*Short exercise:* Word for word, copy all the data and drop the pictures.

(Saved entries)
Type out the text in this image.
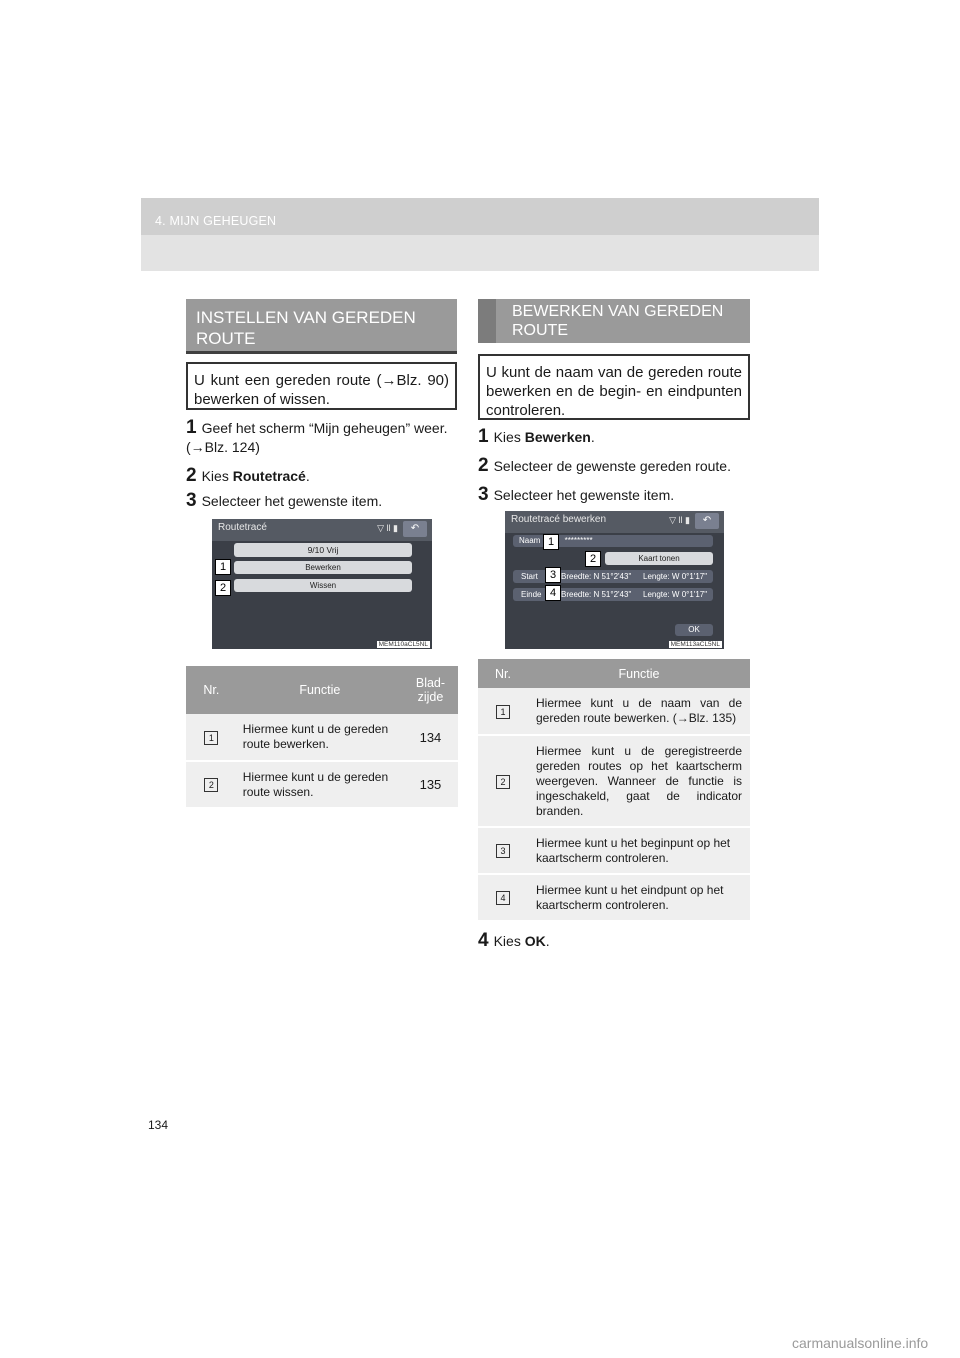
4. MIJN GEHEUGEN
INSTELLEN VAN GEREDEN ROUTE
U kunt een gereden route (→Blz. 90) bewerken of wissen.
1 Geef het scherm “Mijn geheugen” weer. (→Blz. 124)
2 Kies Routetracé.
3 Selecteer het gewenste item.
Routetracé	▽ ll ▮	↶
9/10 Vrij
Bewerken
Wissen
1
2
MEM110aCL5NL
Nr.	Functie	Blad-zijde
1	Hiermee kunt u de gereden route bewerken.	134
2	Hiermee kunt u de gereden route wissen.	135
BEWERKEN VAN GEREDEN ROUTE
U kunt de naam van de gereden route bewerken en de begin- en eindpunten controleren.
1 Kies Bewerken.
2 Selecteer de gewenste gereden route.
3 Selecteer het gewenste item.
Routetracé bewerken	▽ ll ▮	↶
Naam	*********
Kaart tonen
Start	Breedte: N 51°2'43" Lengte: W 0°1'17"
Einde Breedte: N 51°2'43" Lengte: W 0°1'17"
OK
1
2
3
4
MEM113aCL5NL
Nr.	Functie
1	Hiermee kunt u de naam van de gereden route bewerken. (→Blz. 135)
2	Hiermee kunt u de geregistreerde gereden routes op het kaartscherm weergeven. Wanneer de functie is ingeschakeld, gaat de indicator branden.
3	Hiermee kunt u het beginpunt op het kaartscherm controleren.
4	Hiermee kunt u het eindpunt op het kaartscherm controleren.
4 Kies OK.
134
carmanualsonline.info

*Task response:*
Type out the text in this image.
4. MIJN GEHEUGEN
INSTELLEN VAN GEREDEN ROUTE
U kunt een gereden route (→Blz. 90) bewerken of wissen.
1 Geef het scherm “Mijn geheugen” weer. (→Blz. 124)
2 Kies Routetracé.
3 Selecteer het gewenste item.
Routetracé	▽ ll ▮	↶
9/10 Vrij
Bewerken
Wissen
1
2
MEM110aCL5NL
Nr.	Functie	Blad-zijde
1	Hiermee kunt u de gereden route bewerken.	134
2	Hiermee kunt u de gereden route wissen.	135
BEWERKEN VAN GEREDEN ROUTE
U kunt de naam van de gereden route bewerken en de begin- en eindpunten controleren.
1 Kies Bewerken.
2 Selecteer de gewenste gereden route.
3 Selecteer het gewenste item.
Routetracé bewerken	▽ ll ▮	↶
Naam	*********
Kaart tonen
Start	Breedte: N 51°2'43" Lengte: W 0°1'17"
Einde Breedte: N 51°2'43" Lengte: W 0°1'17"
OK
1
2
3
4
MEM113aCL5NL
Nr.	Functie
1	Hiermee kunt u de naam van de gereden route bewerken. (→Blz. 135)
2	Hiermee kunt u de geregistreerde gereden routes op het kaartscherm weergeven. Wanneer de functie is ingeschakeld, gaat de indicator branden.
3	Hiermee kunt u het beginpunt op het kaartscherm controleren.
4	Hiermee kunt u het eindpunt op het kaartscherm controleren.
4 Kies OK.
134
carmanualsonline.info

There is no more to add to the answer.